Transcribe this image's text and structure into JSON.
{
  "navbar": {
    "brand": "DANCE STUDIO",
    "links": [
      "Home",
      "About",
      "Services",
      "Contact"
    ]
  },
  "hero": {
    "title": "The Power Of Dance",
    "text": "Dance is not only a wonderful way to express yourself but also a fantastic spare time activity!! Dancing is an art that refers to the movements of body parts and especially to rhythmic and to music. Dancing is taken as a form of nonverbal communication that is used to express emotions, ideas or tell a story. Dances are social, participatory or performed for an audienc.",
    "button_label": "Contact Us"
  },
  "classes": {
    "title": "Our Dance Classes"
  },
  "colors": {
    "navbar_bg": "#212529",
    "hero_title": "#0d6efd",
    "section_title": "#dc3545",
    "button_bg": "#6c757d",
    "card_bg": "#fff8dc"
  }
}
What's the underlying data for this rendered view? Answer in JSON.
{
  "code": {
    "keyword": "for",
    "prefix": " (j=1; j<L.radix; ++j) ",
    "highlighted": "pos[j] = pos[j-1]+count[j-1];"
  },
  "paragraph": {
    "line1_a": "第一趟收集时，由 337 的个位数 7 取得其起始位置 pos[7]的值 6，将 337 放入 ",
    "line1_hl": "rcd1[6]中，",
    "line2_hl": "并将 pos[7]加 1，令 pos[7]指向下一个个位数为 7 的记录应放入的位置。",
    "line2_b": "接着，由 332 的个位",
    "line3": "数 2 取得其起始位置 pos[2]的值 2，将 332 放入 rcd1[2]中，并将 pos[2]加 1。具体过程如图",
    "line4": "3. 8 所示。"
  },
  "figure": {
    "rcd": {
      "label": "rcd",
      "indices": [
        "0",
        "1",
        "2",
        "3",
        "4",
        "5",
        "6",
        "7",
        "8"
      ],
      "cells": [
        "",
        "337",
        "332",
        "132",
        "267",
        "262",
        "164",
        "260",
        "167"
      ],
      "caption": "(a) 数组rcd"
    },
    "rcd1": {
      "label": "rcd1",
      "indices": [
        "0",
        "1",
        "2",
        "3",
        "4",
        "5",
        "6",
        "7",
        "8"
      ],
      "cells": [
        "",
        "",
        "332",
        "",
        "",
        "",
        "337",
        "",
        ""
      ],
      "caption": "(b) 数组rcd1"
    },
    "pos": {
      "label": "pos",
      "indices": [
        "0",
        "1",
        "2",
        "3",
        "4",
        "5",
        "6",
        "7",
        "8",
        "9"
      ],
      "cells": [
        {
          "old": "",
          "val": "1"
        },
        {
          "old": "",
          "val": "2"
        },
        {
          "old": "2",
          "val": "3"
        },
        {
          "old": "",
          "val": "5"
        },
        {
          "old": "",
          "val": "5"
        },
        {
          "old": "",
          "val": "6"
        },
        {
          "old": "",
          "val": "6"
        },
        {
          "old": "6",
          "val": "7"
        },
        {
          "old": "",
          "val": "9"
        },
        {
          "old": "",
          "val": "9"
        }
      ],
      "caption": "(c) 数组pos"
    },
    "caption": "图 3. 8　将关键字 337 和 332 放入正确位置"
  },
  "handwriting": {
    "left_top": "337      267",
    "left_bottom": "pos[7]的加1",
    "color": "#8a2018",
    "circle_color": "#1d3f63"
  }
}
* * *
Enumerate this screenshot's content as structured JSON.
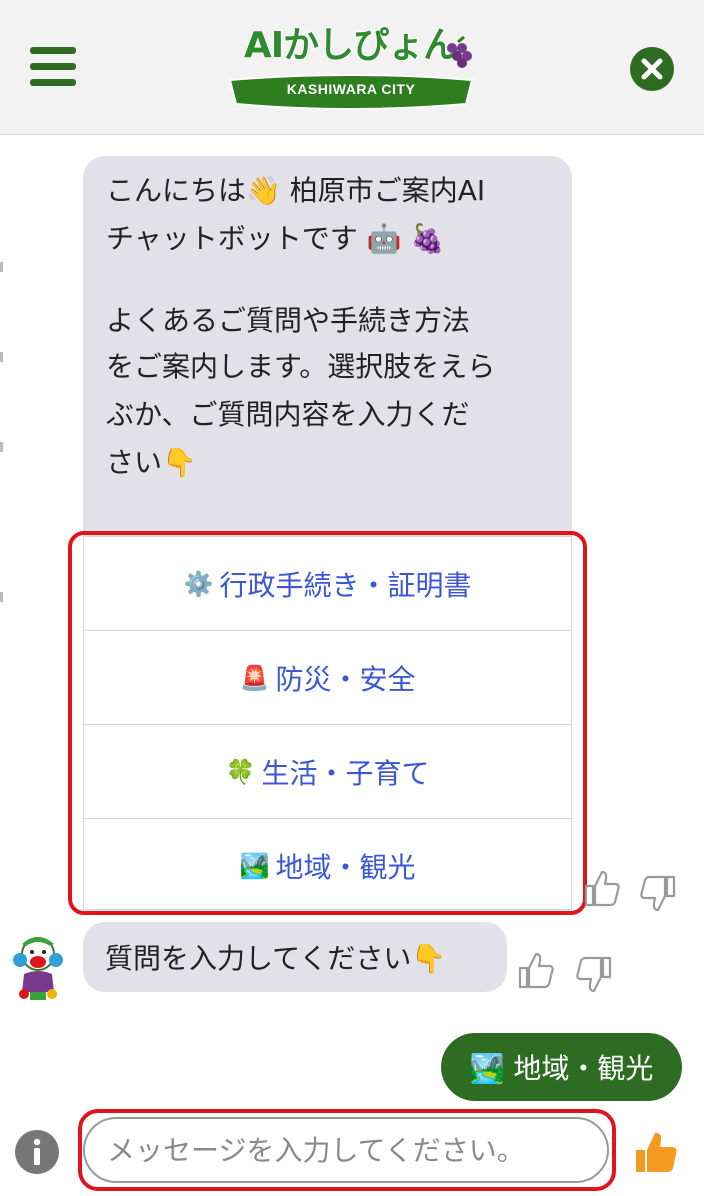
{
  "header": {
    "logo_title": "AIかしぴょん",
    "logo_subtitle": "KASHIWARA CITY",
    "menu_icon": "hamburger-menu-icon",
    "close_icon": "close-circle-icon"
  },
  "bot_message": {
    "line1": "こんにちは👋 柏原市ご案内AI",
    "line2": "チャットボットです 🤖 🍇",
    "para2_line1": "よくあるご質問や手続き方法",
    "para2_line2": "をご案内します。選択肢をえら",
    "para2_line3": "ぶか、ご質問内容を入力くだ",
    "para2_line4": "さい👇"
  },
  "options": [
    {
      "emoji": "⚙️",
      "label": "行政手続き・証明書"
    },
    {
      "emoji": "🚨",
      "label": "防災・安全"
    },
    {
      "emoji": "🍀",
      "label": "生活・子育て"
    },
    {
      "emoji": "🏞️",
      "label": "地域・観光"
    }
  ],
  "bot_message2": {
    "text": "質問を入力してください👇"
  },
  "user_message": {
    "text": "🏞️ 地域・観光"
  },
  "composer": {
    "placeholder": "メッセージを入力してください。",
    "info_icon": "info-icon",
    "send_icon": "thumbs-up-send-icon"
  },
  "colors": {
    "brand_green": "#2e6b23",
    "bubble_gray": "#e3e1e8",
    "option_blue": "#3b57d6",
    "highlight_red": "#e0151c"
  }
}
* * *
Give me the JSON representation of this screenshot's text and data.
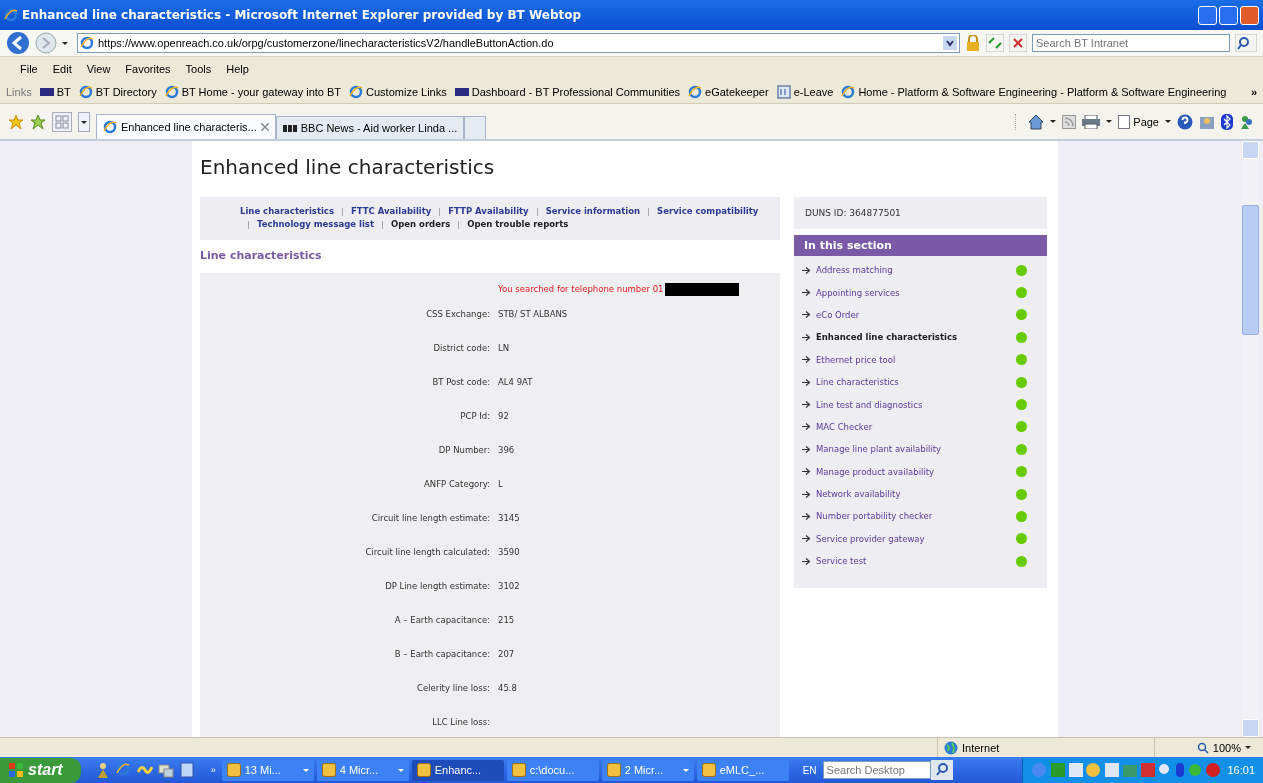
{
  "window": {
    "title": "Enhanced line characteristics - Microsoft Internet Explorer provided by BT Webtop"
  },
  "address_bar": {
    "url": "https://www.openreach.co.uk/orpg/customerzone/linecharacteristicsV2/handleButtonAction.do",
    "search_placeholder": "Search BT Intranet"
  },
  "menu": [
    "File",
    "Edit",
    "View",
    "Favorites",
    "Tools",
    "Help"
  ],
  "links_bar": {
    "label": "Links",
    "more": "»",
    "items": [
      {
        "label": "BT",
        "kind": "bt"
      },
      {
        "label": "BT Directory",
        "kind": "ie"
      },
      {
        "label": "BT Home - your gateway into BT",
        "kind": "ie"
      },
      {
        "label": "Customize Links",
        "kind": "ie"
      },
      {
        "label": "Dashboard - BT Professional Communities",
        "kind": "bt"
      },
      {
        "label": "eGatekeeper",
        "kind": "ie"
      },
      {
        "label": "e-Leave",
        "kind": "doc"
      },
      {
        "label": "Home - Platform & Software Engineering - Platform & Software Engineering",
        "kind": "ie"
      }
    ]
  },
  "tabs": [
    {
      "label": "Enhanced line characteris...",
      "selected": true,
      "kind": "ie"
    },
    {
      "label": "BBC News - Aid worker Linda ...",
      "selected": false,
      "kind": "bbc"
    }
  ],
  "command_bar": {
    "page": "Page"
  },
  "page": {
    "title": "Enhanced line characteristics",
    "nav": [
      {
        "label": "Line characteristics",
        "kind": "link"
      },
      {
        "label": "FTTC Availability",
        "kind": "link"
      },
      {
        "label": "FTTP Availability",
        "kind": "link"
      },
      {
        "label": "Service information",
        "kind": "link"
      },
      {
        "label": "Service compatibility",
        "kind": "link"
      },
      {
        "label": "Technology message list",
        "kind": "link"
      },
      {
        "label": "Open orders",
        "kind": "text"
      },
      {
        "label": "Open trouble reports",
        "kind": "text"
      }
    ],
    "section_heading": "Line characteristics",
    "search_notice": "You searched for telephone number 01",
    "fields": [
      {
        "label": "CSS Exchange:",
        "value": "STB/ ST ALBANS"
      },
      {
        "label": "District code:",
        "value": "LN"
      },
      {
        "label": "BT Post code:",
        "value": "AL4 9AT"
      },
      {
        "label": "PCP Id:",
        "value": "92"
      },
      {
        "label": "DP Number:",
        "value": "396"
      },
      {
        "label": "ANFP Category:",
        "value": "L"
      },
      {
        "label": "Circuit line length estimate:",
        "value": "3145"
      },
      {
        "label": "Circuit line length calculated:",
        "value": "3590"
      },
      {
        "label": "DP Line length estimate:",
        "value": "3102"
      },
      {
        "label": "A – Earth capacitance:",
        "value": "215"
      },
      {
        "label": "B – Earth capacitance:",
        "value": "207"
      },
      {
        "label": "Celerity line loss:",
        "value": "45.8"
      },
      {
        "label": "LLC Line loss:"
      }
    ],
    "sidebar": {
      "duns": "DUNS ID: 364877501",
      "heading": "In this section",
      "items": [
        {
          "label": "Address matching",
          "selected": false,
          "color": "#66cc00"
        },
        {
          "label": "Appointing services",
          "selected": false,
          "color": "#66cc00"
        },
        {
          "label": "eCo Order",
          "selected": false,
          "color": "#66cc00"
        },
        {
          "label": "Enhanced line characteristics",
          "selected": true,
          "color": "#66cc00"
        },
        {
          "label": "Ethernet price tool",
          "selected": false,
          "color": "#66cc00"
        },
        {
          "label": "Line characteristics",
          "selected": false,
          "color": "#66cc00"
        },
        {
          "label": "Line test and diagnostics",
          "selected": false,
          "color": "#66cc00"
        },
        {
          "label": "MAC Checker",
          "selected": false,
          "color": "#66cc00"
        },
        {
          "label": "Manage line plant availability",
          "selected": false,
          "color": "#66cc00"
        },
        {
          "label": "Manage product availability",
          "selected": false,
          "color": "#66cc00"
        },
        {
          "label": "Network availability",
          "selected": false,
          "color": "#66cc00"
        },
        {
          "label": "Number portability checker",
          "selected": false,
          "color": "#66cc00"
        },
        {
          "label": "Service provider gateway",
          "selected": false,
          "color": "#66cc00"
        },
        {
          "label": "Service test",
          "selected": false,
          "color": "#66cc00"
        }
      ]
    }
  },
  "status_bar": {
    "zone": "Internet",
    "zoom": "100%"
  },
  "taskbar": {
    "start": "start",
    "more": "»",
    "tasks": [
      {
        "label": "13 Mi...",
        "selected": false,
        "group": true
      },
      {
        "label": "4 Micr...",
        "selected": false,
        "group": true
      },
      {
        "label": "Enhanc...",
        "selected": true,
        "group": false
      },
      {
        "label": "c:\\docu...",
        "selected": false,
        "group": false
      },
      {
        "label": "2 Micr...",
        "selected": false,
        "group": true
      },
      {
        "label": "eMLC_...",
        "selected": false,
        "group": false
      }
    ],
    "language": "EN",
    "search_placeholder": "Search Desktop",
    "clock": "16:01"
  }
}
* * *
**STATED TASK:**
Report back each line of the entries that holds the string "loss".

**COMPLETED TASK:**
        "label": "Celerity line loss:",
        "label": "LLC Line loss:"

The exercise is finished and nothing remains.